Task details – Locate the string "powyżej" throughout the material and copy every line in which it occurs.

Data lines –
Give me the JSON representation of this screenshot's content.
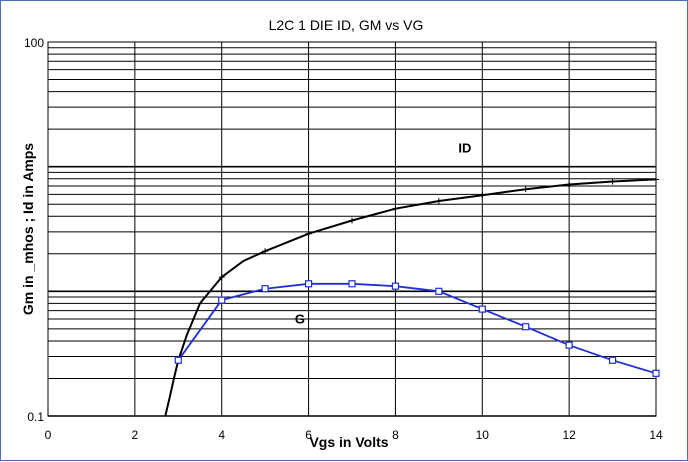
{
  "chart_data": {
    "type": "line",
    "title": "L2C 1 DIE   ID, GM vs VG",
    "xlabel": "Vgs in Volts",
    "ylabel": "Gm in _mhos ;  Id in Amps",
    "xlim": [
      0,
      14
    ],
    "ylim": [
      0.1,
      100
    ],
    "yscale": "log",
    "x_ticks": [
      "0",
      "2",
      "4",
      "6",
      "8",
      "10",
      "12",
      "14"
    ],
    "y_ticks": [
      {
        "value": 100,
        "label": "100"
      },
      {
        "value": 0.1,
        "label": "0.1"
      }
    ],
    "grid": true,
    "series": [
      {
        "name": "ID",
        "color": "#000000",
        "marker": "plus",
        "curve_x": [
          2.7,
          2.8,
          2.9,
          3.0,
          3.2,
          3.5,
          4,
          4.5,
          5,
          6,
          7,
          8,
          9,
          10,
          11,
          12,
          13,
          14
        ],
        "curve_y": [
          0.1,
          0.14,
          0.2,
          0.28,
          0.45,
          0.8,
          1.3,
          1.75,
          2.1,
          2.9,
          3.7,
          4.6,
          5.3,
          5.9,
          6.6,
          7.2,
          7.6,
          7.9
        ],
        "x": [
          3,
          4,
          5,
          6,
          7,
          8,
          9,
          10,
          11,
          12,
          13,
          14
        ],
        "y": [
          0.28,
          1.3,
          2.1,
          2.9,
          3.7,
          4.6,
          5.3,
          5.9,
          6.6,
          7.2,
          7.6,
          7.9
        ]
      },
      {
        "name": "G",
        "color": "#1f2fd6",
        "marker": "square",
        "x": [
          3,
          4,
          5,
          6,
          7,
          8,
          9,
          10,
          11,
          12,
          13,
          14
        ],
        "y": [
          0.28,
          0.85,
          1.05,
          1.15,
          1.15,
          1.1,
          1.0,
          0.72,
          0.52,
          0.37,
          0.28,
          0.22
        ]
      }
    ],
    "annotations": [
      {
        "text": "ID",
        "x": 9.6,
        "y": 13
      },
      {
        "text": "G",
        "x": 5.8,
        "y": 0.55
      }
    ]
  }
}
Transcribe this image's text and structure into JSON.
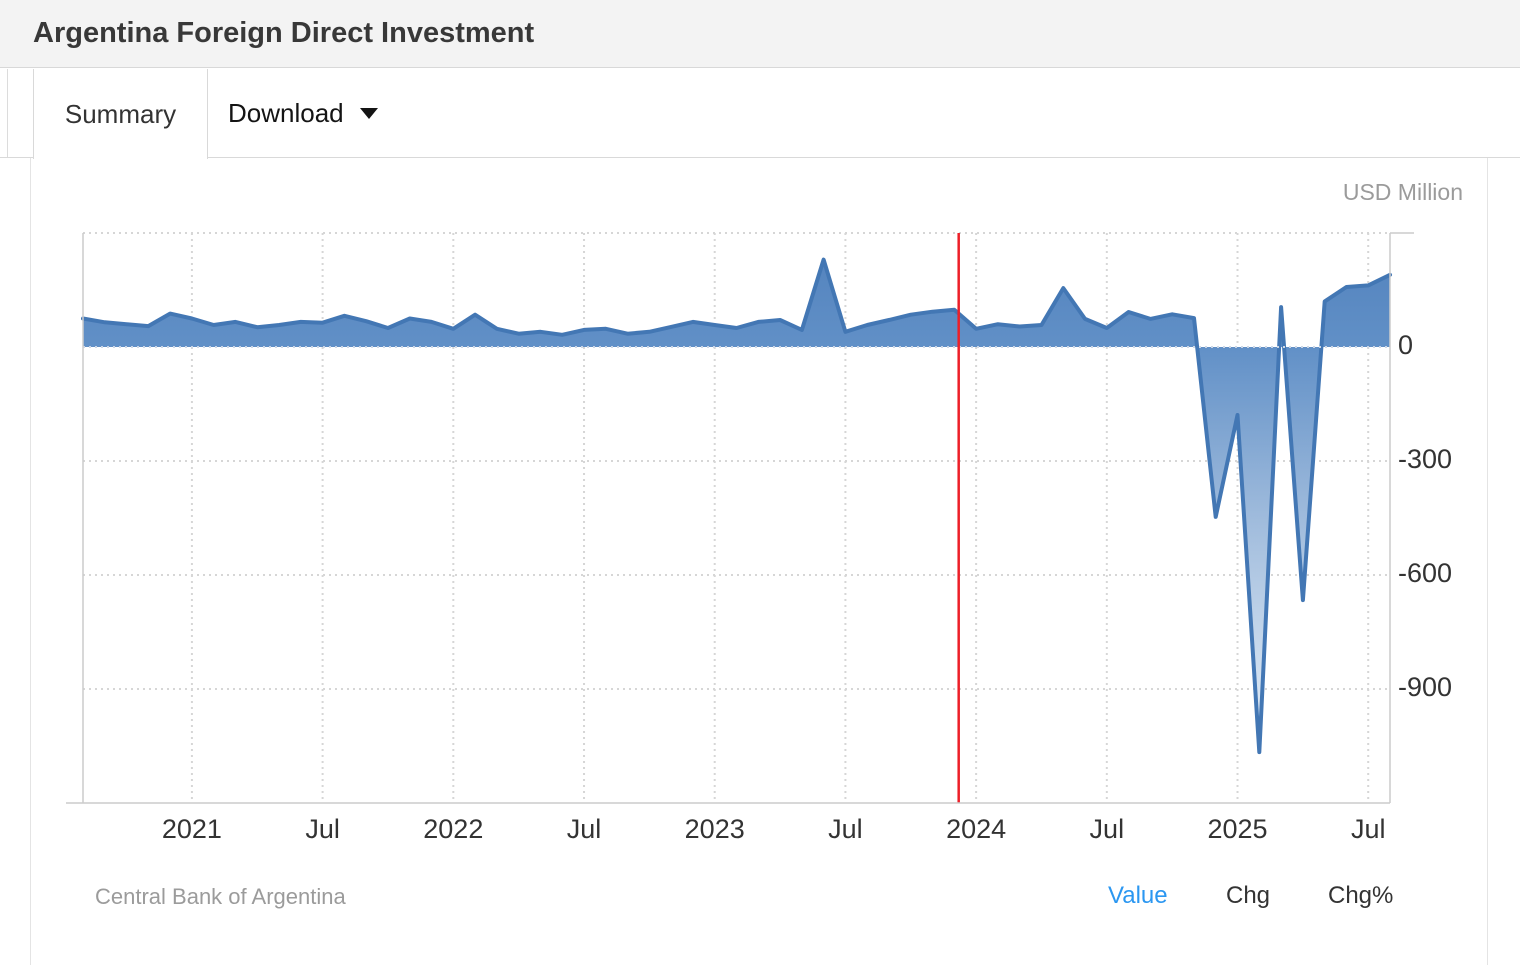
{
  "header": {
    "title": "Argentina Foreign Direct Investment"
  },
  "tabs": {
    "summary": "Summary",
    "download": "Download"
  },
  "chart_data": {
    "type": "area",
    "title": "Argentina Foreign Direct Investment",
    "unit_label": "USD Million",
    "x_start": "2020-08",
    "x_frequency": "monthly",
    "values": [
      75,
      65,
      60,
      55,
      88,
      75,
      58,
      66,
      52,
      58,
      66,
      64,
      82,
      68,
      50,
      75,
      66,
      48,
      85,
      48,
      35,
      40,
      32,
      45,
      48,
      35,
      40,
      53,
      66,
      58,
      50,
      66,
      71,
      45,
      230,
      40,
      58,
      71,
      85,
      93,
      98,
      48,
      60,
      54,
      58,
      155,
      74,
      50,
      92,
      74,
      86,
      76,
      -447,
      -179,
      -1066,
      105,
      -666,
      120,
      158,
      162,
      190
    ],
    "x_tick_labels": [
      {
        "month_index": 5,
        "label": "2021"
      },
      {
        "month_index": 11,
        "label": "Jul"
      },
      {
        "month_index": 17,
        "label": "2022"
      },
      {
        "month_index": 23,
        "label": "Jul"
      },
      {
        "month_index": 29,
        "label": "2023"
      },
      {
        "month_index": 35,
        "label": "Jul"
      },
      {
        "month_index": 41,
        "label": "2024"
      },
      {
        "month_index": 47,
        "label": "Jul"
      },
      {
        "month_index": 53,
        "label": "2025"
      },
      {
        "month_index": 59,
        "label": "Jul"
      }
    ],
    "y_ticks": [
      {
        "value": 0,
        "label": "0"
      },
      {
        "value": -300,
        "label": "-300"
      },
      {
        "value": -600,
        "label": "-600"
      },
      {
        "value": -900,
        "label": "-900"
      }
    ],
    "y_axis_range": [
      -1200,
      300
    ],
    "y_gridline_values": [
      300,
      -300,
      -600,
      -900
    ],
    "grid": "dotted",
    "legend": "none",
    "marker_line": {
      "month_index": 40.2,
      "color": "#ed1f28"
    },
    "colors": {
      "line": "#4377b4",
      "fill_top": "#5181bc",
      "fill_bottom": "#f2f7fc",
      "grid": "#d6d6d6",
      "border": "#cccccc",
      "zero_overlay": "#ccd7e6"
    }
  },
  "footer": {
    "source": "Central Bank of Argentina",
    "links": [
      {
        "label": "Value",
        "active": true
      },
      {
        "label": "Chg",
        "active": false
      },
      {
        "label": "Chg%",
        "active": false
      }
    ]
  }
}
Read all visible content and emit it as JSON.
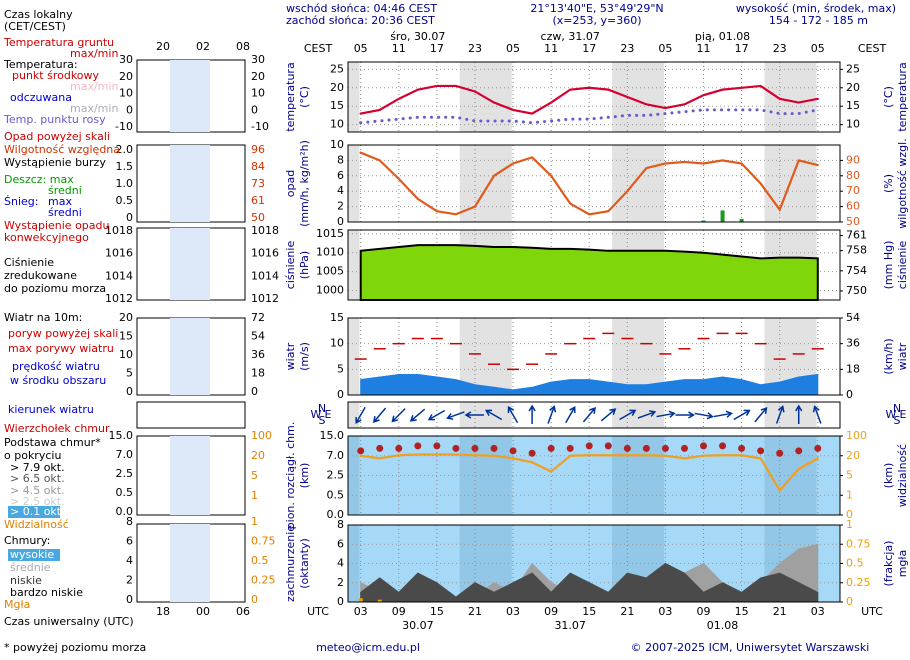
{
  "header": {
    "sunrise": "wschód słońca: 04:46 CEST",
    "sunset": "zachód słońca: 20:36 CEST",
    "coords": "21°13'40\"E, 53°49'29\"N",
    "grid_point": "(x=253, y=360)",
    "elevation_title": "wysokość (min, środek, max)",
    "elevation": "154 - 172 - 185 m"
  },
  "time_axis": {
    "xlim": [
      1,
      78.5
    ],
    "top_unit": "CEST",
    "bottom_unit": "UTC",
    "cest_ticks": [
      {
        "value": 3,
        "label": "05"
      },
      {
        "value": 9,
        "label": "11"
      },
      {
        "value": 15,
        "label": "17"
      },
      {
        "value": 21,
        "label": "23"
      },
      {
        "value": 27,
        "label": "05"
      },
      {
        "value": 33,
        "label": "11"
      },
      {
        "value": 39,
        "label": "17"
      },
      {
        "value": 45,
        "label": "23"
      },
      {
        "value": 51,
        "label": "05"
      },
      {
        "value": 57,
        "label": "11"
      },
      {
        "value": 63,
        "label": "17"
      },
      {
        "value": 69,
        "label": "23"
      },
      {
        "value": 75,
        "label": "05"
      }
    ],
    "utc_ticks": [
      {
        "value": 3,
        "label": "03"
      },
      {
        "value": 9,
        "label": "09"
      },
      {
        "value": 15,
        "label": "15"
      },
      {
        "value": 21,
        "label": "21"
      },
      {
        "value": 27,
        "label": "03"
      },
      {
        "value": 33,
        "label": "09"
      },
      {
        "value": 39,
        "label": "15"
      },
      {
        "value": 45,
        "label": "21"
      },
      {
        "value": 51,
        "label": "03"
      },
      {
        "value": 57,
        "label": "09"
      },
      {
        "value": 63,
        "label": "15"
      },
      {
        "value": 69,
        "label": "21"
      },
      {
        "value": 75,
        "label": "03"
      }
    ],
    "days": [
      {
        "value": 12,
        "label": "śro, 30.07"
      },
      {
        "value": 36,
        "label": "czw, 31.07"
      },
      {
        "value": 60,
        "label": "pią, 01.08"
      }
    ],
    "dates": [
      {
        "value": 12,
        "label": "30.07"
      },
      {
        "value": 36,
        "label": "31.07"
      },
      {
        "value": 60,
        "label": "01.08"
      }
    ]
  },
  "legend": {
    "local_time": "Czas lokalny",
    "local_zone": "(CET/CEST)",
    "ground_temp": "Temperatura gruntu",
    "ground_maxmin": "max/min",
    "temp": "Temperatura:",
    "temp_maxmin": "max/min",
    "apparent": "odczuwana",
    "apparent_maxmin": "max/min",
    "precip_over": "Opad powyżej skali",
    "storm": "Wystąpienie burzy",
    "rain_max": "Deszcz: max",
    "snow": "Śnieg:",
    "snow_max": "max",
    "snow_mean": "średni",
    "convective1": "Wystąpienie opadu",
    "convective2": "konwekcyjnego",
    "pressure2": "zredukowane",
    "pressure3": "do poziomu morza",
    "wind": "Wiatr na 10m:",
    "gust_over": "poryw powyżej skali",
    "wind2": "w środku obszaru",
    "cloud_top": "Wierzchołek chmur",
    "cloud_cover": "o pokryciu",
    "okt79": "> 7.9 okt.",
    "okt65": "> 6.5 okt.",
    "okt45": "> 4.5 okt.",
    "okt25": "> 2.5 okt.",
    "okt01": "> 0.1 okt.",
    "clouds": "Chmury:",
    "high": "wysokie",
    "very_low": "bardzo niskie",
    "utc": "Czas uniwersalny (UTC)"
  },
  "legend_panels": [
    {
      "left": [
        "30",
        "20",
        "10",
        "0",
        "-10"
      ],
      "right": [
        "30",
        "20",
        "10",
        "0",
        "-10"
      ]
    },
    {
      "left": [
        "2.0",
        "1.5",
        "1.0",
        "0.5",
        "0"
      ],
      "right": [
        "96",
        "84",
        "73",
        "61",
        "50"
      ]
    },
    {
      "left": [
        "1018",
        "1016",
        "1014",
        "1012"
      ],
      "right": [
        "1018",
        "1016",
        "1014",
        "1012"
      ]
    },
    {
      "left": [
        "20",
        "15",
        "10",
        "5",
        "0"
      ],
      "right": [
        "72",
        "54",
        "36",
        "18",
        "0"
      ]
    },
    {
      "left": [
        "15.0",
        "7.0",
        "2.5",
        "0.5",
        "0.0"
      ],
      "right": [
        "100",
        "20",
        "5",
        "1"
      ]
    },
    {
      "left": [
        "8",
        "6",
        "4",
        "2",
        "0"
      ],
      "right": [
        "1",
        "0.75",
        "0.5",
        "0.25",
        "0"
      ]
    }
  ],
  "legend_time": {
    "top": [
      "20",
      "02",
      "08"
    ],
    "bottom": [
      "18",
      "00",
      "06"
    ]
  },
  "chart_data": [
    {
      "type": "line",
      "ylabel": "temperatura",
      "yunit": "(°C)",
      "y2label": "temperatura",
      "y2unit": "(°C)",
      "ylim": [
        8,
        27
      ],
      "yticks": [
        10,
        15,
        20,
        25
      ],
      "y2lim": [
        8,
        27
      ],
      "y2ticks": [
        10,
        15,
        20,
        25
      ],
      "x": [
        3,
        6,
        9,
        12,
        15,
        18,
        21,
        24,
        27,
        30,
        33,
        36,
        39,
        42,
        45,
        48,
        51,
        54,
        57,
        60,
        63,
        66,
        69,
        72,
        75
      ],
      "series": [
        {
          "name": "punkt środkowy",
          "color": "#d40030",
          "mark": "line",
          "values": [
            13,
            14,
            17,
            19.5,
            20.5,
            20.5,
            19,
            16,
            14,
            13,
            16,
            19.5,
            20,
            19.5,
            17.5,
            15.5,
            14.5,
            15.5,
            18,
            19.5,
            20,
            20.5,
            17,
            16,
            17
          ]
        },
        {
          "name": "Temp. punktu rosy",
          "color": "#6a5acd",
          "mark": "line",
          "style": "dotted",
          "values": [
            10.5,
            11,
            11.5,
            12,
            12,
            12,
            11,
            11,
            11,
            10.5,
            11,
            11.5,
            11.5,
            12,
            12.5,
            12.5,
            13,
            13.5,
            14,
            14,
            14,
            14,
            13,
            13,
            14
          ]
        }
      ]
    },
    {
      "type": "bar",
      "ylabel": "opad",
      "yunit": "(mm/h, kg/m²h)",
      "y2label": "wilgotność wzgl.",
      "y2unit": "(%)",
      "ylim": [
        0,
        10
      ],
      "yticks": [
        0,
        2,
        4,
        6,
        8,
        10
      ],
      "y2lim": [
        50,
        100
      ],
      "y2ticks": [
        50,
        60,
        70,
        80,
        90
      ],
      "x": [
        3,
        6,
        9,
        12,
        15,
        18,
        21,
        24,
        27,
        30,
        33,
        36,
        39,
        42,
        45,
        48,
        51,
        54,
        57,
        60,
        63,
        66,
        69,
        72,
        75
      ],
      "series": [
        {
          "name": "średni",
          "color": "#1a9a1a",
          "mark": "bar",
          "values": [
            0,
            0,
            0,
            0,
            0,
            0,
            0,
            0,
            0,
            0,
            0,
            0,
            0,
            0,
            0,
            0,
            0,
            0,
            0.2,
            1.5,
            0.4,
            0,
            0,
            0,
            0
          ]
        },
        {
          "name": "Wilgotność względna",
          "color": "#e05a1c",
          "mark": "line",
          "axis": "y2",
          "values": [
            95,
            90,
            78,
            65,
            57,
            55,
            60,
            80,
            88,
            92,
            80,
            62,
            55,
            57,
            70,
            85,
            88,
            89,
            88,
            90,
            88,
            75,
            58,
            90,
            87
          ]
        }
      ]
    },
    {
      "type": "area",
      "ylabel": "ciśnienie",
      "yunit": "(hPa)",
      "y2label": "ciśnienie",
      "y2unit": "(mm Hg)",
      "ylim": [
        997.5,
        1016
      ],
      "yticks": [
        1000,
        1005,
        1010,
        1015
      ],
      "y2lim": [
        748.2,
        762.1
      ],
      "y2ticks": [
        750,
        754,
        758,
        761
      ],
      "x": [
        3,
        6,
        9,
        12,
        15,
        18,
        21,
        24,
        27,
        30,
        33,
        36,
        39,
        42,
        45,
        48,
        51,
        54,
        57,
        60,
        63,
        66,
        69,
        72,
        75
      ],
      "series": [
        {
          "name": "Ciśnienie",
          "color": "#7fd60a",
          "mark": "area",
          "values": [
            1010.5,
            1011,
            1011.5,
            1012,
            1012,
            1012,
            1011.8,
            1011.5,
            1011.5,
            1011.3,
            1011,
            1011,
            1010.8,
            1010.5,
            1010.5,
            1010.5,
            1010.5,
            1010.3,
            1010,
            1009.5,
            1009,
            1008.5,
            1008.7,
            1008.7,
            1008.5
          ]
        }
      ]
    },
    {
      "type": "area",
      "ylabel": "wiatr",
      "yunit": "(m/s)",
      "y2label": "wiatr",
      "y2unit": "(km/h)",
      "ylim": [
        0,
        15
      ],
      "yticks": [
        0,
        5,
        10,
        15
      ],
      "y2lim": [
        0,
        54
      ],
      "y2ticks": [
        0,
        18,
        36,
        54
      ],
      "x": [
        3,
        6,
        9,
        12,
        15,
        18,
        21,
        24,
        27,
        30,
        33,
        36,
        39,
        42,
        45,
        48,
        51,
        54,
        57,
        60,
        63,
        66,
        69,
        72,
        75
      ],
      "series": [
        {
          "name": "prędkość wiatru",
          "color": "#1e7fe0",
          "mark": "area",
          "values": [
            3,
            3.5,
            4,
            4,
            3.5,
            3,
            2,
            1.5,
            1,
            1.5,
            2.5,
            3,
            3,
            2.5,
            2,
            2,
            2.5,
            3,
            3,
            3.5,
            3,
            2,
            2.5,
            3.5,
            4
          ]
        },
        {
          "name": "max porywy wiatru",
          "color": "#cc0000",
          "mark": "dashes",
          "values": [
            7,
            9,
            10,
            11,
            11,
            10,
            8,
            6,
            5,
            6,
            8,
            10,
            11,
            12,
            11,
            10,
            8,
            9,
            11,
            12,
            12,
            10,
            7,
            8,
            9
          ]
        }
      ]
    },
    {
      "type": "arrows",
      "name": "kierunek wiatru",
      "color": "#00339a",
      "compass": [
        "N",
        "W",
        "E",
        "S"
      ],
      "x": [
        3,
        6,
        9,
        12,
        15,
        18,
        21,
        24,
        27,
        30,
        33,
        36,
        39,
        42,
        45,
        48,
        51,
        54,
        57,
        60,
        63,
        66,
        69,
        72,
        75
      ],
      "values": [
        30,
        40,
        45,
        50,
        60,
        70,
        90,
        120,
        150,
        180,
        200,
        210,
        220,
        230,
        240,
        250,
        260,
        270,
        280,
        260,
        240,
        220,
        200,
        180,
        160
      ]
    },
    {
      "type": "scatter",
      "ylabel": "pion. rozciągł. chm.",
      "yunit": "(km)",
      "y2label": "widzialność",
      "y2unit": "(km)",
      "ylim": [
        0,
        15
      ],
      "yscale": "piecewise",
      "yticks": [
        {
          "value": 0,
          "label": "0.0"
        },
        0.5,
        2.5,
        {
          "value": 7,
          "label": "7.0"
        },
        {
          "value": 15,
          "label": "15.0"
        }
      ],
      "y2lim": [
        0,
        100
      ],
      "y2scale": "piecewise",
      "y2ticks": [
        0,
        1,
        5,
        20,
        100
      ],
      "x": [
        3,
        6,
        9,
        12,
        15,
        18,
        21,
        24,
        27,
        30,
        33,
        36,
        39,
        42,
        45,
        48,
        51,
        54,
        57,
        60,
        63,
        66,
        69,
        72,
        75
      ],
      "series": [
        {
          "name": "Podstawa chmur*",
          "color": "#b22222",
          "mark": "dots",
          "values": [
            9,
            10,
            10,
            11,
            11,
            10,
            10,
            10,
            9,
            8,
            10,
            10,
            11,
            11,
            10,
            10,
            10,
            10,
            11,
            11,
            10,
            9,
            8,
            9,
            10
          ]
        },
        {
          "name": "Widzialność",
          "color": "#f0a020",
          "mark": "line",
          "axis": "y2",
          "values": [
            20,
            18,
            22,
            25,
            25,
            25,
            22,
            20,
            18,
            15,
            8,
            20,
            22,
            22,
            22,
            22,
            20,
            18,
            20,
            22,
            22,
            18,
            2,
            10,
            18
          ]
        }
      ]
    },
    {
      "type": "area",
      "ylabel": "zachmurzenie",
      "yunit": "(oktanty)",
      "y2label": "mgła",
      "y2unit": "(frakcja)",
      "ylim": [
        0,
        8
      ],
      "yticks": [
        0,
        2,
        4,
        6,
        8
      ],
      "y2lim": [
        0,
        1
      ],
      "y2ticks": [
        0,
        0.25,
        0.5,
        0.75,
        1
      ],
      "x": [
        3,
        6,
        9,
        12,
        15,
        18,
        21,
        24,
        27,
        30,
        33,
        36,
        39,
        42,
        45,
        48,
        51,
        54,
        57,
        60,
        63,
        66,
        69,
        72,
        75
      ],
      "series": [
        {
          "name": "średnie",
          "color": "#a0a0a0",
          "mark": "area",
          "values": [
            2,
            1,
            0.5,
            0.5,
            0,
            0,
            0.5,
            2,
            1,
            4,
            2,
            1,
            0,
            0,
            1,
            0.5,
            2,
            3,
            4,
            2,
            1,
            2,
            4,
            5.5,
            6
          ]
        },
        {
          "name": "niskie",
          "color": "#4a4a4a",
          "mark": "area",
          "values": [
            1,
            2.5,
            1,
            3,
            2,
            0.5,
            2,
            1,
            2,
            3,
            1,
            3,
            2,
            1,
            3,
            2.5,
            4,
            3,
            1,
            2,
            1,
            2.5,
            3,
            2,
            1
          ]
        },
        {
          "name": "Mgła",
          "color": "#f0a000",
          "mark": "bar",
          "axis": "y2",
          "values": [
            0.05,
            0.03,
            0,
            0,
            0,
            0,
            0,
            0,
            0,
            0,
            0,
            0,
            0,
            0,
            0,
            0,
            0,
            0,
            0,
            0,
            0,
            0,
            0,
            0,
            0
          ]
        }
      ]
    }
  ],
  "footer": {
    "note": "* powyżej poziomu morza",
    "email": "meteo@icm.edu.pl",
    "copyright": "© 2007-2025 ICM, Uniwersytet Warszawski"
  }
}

Expected output –
    "precip_over": "Opad powyżej skali",
    "gust_over": "poryw powyżej skali",
    "note": "* powyżej poziomu morza",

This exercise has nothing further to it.